━━━━━ TASK INPUT ━━━━━
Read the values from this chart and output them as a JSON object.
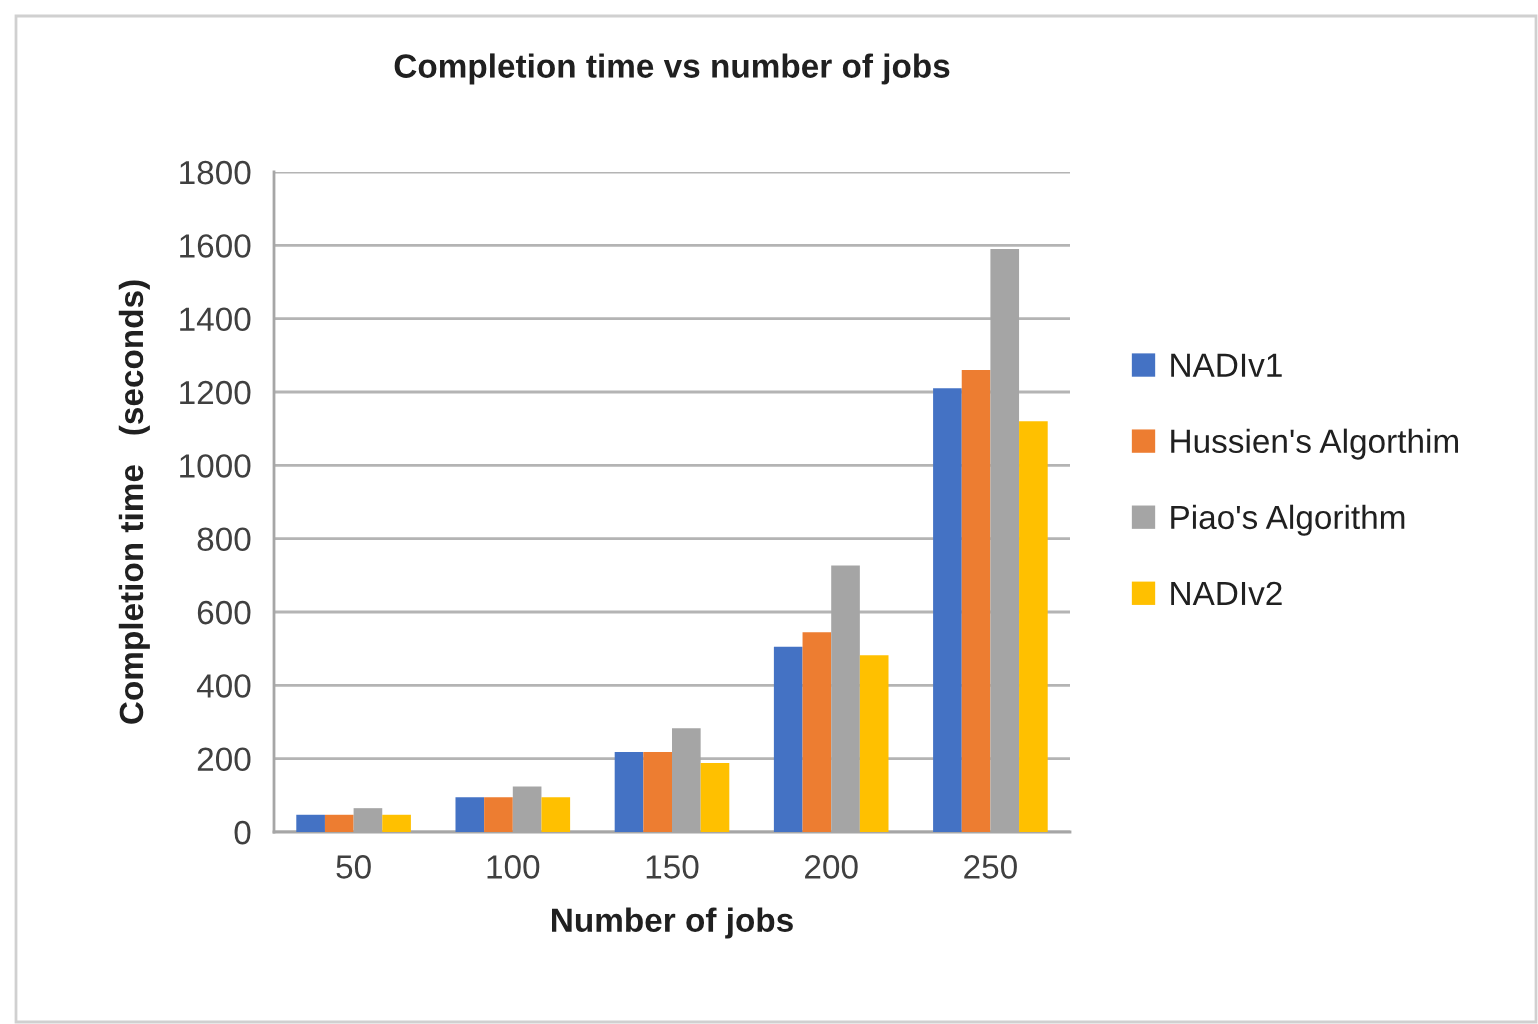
{
  "chart_data": {
    "type": "bar",
    "title": "Completion time vs number of jobs",
    "xlabel": "Number of jobs",
    "ylabel": "Completion time   (seconds)",
    "categories": [
      "50",
      "100",
      "150",
      "200",
      "250"
    ],
    "series": [
      {
        "name": "NADIv1",
        "color": "#4472c4",
        "values": [
          47,
          95,
          218,
          505,
          1210
        ]
      },
      {
        "name": "Hussien's Algorthim",
        "color": "#ed7d31",
        "values": [
          47,
          95,
          218,
          545,
          1260
        ]
      },
      {
        "name": "Piao's Algorithm",
        "color": "#a5a5a5",
        "values": [
          65,
          124,
          283,
          727,
          1590
        ]
      },
      {
        "name": "NADIv2",
        "color": "#ffc000",
        "values": [
          47,
          95,
          188,
          482,
          1120
        ]
      }
    ],
    "ylim": [
      0,
      1800
    ],
    "yticks": [
      0,
      200,
      400,
      600,
      800,
      1000,
      1200,
      1400,
      1600,
      1800
    ],
    "grid": "y",
    "legend": "right"
  }
}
━━━━━
WRITTEN REQUEST: Pull out each line containing the word "Completion" and copy it.

EXERCISE RESULT:
    "title": "Completion time vs number of jobs",
    "ylabel": "Completion time   (seconds)",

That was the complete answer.